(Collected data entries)
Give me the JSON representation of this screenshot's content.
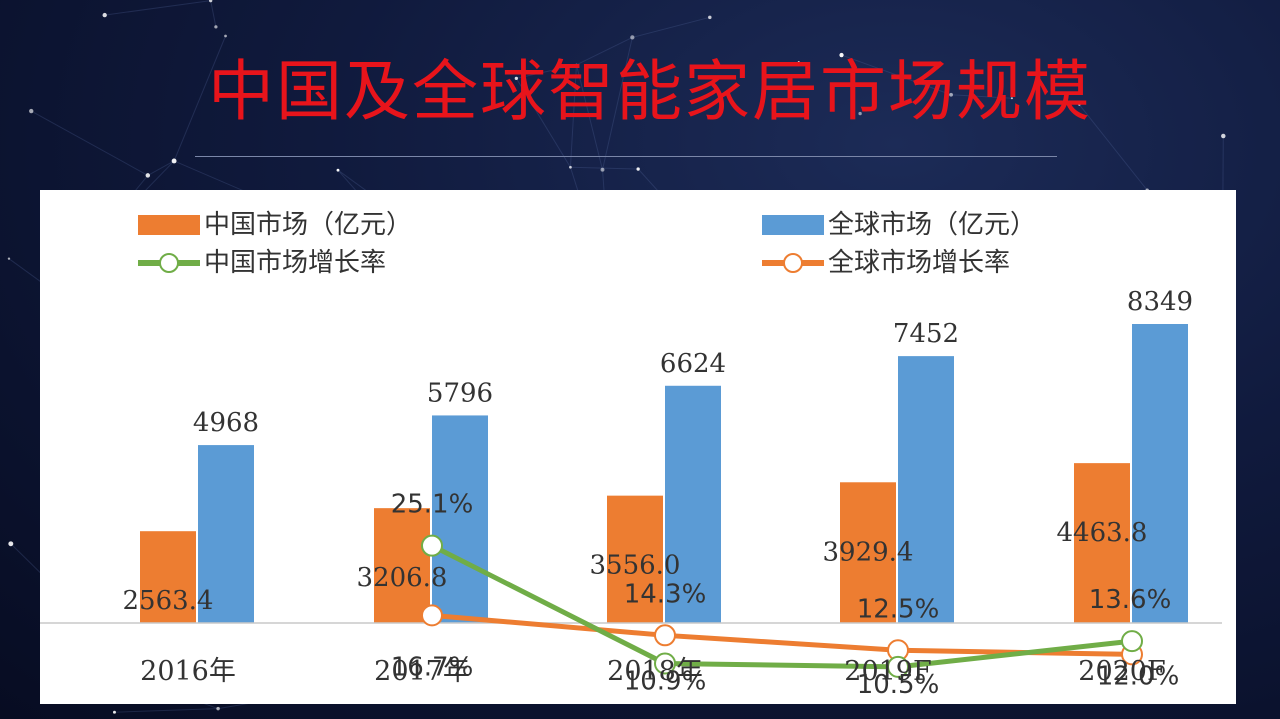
{
  "slide": {
    "title": "中国及全球智能家居市场规模"
  },
  "colors": {
    "china_bar": "#ed7d31",
    "global_bar": "#5b9bd5",
    "china_rate": "#70ad47",
    "global_rate": "#ed7d31",
    "title": "#e8141b"
  },
  "legend": {
    "china_market": "中国市场（亿元）",
    "global_market": "全球市场（亿元）",
    "china_rate": "中国市场增长率",
    "global_rate": "全球市场增长率"
  },
  "chart_data": {
    "type": "bar",
    "categories": [
      "2016年",
      "2017年",
      "2018年",
      "2019F",
      "2020F"
    ],
    "series": [
      {
        "name": "中国市场（亿元）",
        "type": "bar",
        "values": [
          2563.4,
          3206.8,
          3556.0,
          3929.4,
          4463.8
        ],
        "labels": [
          "2563.4",
          "3206.8",
          "3556.0",
          "3929.4",
          "4463.8"
        ]
      },
      {
        "name": "全球市场（亿元）",
        "type": "bar",
        "values": [
          4968,
          5796,
          6624,
          7452,
          8349
        ],
        "labels": [
          "4968",
          "5796",
          "6624",
          "7452",
          "8349"
        ]
      },
      {
        "name": "中国市场增长率",
        "type": "line",
        "values": [
          null,
          25.1,
          10.9,
          10.5,
          13.6
        ],
        "labels": [
          "",
          "25.1%",
          "10.9%",
          "10.5%",
          "13.6%"
        ]
      },
      {
        "name": "全球市场增长率",
        "type": "line",
        "values": [
          null,
          16.7,
          14.3,
          12.5,
          12.0
        ],
        "labels": [
          "",
          "16.7%",
          "14.3%",
          "12.5%",
          "12.0%"
        ]
      }
    ],
    "grid": false,
    "legend_position": "top"
  }
}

:: TASK GOAL ::
Your task is an exact transcription of all the data, minus the pictures.

:: TASK ANSWER ::
Give me the JSON representation of this screenshot's content.
{
  "slide": {
    "title": "中国及全球智能家居市场规模"
  },
  "colors": {
    "china_bar": "#ed7d31",
    "global_bar": "#5b9bd5",
    "china_rate": "#70ad47",
    "global_rate": "#ed7d31",
    "title": "#e8141b"
  },
  "legend": {
    "china_market": "中国市场（亿元）",
    "global_market": "全球市场（亿元）",
    "china_rate": "中国市场增长率",
    "global_rate": "全球市场增长率"
  },
  "chart_data": {
    "type": "bar",
    "categories": [
      "2016年",
      "2017年",
      "2018年",
      "2019F",
      "2020F"
    ],
    "series": [
      {
        "name": "中国市场（亿元）",
        "type": "bar",
        "values": [
          2563.4,
          3206.8,
          3556.0,
          3929.4,
          4463.8
        ],
        "labels": [
          "2563.4",
          "3206.8",
          "3556.0",
          "3929.4",
          "4463.8"
        ]
      },
      {
        "name": "全球市场（亿元）",
        "type": "bar",
        "values": [
          4968,
          5796,
          6624,
          7452,
          8349
        ],
        "labels": [
          "4968",
          "5796",
          "6624",
          "7452",
          "8349"
        ]
      },
      {
        "name": "中国市场增长率",
        "type": "line",
        "values": [
          null,
          25.1,
          10.9,
          10.5,
          13.6
        ],
        "labels": [
          "",
          "25.1%",
          "10.9%",
          "10.5%",
          "13.6%"
        ]
      },
      {
        "name": "全球市场增长率",
        "type": "line",
        "values": [
          null,
          16.7,
          14.3,
          12.5,
          12.0
        ],
        "labels": [
          "",
          "16.7%",
          "14.3%",
          "12.5%",
          "12.0%"
        ]
      }
    ],
    "grid": false,
    "legend_position": "top"
  }
}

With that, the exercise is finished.